### Job
Scan the listing below and copy every line holding "охотничьих".

### Input
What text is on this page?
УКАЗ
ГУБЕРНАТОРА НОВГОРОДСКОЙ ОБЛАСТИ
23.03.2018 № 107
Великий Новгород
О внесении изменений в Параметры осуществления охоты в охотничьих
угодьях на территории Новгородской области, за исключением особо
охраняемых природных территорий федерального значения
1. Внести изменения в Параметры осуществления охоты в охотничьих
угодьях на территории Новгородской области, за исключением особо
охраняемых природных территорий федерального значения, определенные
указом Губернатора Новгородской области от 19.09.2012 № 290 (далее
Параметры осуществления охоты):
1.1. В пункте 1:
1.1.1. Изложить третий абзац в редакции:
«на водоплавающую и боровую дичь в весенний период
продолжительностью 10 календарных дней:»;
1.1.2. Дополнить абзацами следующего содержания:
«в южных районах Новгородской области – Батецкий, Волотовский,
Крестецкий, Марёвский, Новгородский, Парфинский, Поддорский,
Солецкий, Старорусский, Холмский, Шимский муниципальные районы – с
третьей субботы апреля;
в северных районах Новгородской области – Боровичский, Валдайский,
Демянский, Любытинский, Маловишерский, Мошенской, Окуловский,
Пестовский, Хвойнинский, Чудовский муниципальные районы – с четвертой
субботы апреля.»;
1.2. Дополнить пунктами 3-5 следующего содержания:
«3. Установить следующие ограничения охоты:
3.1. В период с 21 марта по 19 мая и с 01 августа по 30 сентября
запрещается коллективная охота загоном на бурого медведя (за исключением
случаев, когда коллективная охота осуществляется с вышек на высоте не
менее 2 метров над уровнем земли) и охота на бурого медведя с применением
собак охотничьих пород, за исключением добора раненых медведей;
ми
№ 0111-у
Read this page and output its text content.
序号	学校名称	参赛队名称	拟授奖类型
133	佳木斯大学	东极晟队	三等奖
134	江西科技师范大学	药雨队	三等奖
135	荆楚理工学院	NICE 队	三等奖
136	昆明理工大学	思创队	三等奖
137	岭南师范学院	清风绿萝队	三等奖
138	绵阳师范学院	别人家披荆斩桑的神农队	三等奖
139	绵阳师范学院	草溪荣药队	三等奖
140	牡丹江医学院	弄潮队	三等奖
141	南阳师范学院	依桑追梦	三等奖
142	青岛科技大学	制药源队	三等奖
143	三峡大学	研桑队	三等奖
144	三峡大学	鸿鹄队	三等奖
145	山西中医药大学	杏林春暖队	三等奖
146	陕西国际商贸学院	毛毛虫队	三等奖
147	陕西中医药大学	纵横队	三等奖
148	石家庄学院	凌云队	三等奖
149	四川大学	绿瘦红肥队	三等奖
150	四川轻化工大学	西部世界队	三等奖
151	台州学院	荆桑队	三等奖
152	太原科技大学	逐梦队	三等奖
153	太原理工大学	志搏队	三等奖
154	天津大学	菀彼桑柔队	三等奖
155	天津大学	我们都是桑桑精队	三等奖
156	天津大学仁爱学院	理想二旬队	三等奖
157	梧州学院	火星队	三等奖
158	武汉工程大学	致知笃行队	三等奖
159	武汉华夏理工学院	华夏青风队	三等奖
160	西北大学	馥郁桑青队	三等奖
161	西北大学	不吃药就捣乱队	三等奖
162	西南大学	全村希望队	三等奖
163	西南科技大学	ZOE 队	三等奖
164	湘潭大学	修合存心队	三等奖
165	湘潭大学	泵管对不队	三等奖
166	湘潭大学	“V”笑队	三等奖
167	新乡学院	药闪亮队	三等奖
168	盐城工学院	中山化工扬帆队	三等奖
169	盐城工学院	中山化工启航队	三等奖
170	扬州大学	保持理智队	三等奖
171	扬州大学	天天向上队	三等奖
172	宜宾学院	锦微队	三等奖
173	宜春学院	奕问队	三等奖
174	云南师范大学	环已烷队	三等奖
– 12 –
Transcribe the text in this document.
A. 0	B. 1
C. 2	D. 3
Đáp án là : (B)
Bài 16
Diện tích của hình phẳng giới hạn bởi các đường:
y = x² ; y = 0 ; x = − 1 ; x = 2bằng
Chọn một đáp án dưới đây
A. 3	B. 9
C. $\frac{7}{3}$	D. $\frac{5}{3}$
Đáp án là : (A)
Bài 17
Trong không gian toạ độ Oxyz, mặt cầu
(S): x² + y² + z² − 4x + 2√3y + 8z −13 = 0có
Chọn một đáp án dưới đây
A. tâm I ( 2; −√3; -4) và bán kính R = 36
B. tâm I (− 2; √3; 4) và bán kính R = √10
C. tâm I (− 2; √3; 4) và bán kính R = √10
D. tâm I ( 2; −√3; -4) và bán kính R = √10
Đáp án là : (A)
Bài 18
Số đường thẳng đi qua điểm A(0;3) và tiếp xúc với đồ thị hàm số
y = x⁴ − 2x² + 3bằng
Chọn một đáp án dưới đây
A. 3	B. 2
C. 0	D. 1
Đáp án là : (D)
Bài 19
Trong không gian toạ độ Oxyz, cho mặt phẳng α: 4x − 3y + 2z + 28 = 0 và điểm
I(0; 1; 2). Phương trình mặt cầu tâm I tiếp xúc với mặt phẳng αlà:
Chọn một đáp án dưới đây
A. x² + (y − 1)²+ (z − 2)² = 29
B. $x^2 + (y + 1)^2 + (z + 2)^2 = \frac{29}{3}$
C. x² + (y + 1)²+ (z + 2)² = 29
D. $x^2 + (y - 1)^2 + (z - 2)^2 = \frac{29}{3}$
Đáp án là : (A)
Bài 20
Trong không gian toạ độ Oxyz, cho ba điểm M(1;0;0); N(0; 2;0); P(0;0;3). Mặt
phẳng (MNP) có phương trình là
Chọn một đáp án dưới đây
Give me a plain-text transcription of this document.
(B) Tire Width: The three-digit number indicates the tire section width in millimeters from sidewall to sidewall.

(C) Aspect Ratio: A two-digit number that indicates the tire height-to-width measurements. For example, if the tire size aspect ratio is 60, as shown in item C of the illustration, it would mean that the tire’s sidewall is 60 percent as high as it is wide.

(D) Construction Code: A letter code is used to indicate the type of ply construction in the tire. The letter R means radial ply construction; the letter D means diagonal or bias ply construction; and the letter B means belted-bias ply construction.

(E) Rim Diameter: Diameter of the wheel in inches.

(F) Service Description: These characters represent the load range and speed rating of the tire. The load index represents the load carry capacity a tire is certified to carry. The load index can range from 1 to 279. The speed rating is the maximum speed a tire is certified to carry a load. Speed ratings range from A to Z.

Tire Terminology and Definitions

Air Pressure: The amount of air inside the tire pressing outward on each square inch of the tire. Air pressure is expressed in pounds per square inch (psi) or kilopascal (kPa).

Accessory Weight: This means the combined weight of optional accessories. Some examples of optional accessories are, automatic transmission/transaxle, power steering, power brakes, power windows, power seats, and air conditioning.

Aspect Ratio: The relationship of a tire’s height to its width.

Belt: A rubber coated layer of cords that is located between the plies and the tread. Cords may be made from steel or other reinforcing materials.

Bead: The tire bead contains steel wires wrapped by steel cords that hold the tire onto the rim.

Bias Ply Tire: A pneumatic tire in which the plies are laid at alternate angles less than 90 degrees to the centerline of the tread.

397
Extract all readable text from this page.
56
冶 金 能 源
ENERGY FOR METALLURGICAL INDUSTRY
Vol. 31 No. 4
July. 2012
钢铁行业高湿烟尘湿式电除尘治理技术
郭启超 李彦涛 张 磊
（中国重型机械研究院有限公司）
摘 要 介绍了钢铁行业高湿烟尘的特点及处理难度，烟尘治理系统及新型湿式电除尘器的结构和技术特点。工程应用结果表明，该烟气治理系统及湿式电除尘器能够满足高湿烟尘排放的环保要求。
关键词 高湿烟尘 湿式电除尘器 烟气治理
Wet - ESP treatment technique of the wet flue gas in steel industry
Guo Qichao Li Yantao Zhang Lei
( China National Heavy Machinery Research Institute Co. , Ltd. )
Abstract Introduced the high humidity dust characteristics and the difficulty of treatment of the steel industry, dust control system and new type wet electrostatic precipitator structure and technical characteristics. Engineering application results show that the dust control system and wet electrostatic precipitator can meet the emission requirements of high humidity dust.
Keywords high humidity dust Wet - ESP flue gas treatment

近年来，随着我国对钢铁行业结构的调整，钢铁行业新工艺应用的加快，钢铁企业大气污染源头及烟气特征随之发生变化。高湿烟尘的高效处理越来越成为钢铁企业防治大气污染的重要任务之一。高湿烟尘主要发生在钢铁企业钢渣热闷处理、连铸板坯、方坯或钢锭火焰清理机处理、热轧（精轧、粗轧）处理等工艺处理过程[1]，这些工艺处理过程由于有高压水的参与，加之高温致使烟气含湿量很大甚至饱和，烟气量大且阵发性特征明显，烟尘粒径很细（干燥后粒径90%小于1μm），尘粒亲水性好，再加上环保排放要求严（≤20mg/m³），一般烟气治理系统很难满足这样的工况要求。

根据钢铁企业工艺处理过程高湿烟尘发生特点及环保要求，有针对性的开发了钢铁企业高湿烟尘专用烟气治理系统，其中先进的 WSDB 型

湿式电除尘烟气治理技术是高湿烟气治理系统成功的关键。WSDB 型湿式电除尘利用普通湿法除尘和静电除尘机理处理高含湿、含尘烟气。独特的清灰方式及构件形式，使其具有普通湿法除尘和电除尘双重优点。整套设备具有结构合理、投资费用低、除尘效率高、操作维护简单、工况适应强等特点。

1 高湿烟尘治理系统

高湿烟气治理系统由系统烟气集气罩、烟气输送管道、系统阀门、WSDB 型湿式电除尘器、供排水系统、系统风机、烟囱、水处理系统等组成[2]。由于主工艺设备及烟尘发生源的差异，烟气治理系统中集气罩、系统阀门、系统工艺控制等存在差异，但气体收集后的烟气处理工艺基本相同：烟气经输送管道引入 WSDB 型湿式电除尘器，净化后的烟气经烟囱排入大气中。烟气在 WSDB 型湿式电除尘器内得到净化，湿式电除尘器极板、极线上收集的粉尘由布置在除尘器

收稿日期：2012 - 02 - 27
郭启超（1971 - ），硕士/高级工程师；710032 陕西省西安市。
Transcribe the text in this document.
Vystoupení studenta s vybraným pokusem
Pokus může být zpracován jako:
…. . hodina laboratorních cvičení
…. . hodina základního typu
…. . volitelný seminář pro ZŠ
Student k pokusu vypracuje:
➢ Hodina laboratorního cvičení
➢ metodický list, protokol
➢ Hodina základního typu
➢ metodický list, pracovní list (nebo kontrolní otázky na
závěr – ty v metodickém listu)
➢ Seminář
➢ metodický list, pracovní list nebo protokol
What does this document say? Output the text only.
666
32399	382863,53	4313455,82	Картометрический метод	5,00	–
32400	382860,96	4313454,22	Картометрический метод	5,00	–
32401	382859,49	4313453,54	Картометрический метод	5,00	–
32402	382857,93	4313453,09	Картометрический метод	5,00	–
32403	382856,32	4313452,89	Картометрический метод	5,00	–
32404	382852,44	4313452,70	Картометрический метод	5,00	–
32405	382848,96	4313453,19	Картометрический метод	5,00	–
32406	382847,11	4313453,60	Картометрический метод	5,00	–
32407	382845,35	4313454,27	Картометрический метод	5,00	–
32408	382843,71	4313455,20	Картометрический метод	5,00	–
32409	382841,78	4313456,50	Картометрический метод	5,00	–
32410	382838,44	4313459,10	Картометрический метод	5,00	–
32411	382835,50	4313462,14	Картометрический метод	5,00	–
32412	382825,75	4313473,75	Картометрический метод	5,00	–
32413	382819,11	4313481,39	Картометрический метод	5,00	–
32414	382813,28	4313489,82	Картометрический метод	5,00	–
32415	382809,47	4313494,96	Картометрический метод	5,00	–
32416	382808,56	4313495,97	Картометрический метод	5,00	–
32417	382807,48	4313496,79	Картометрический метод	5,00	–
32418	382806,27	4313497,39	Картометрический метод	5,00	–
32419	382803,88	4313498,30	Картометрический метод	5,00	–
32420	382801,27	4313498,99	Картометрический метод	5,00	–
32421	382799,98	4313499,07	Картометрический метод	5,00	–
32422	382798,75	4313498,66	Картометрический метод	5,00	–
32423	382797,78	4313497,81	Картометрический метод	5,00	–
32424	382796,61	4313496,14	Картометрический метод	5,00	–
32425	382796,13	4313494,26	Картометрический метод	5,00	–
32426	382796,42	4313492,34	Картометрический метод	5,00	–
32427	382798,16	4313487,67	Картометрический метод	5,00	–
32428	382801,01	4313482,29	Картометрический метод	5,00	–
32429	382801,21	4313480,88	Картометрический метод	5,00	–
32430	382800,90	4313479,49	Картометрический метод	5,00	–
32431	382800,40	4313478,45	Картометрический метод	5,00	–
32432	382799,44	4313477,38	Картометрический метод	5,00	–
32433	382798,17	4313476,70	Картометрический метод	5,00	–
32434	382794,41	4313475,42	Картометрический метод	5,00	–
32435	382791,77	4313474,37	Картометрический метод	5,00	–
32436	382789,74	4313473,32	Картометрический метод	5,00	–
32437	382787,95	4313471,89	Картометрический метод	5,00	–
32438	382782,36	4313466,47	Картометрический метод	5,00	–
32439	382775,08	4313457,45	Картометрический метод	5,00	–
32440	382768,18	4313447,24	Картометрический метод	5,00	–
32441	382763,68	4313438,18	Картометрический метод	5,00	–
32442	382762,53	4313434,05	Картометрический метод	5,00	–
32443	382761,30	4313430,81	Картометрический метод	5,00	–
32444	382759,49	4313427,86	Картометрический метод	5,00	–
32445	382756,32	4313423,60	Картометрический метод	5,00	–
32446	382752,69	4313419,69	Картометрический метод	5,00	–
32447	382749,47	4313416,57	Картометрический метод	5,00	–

### The response
О внесении изменений в Параметры осуществления охоты в охотничьих
1. Внести изменения в Параметры осуществления охоты в охотничьих
собак охотничьих пород, за исключением добора раненых медведей;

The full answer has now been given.